EXERCISE OBJECTIVE: Show every line where "работникам" occurs.

STORED RECORDS:
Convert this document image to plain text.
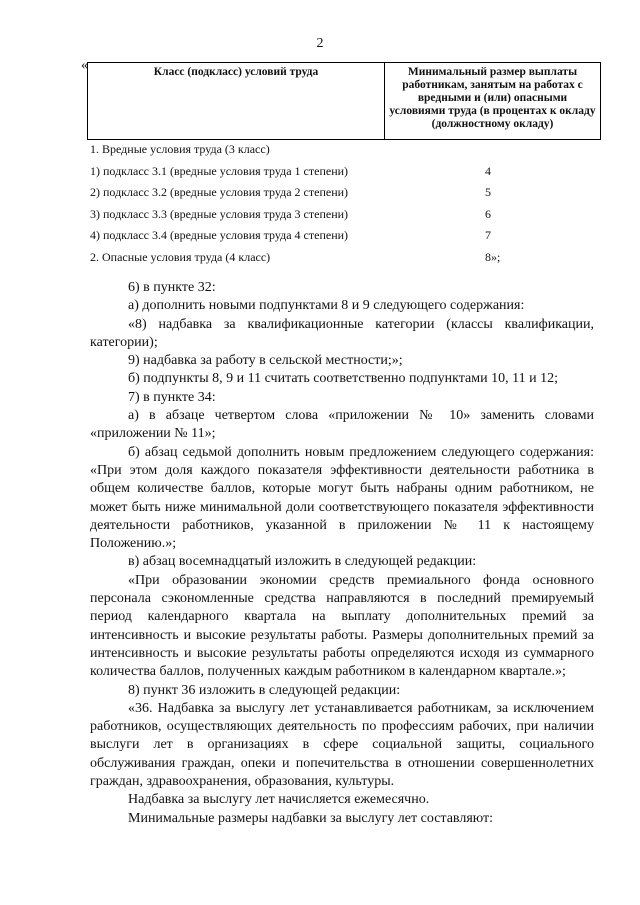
2
«	Класс (подкласс) условий труда	Минимальный размер выплаты работникам, занятым на работах с вредными и (или) опасными условиями труда (в процентах к окладу (должностному окладу)
1. Вредные условия труда (3 класс)
1) подкласс 3.1 (вредные условия труда 1 степени)	4
2) подкласс 3.2 (вредные условия труда 2 степени)	5
3) подкласс 3.3 (вредные условия труда 3 степени)	6
4) подкласс 3.4 (вредные условия труда 4 степени)	7
2. Опасные условия труда (4 класс)	8»;

6) в пункте 32:

а) дополнить новыми подпунктами 8 и 9 следующего содержания:

«8) надбавка за квалификационные категории (классы квалификации, категории);

9) надбавка за работу в сельской местности;»;

б) подпункты 8, 9 и 11 считать соответственно подпунктами 10, 11 и 12;

7) в пункте 34:

а) в абзаце четвертом слова «приложении № 10» заменить словами «приложении № 11»;

б) абзац седьмой дополнить новым предложением следующего содержания: «При этом доля каждого показателя эффективности деятельности работника в общем количестве баллов, которые могут быть набраны одним работником, не может быть ниже минимальной доли соответствующего показателя эффективности деятельности работников, указанной в приложении № 11 к настоящему Положению.»;

в) абзац восемнадцатый изложить в следующей редакции:

«При образовании экономии средств премиального фонда основного персонала сэкономленные средства направляются в последний премируемый период календарного квартала на выплату дополнительных премий за интенсивность и высокие результаты работы. Размеры дополнительных премий за интенсивность и высокие результаты работы определяются исходя из суммарного количества баллов, полученных каждым работником в календарном квартале.»;

8) пункт 36 изложить в следующей редакции:

«36. Надбавка за выслугу лет устанавливается работникам, за исключением работников, осуществляющих деятельность по профессиям рабочих, при наличии выслуги лет в организациях в сфере социальной защиты, социального обслуживания граждан, опеки и попечительства в отношении совершеннолетних граждан, здравоохранения, образования, культуры.

Надбавка за выслугу лет начисляется ежемесячно.

Минимальные размеры надбавки за выслугу лет составляют:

ANSWER TO THE PROBLEM:
«	Класс (подкласс) условий труда	Минимальный размер выплаты работникам, занятым на работах с вредными и (или) опасными условиями труда (в процентах к окладу (должностному окладу)
«36. Надбавка за выслугу лет устанавливается работникам, за исключением работников, осуществляющих деятельность по профессиям рабочих, при наличии выслуги лет в организациях в сфере социальной защиты, социального обслуживания граждан, опеки и попечительства в отношении совершеннолетних граждан, здравоохранения, образования, культуры.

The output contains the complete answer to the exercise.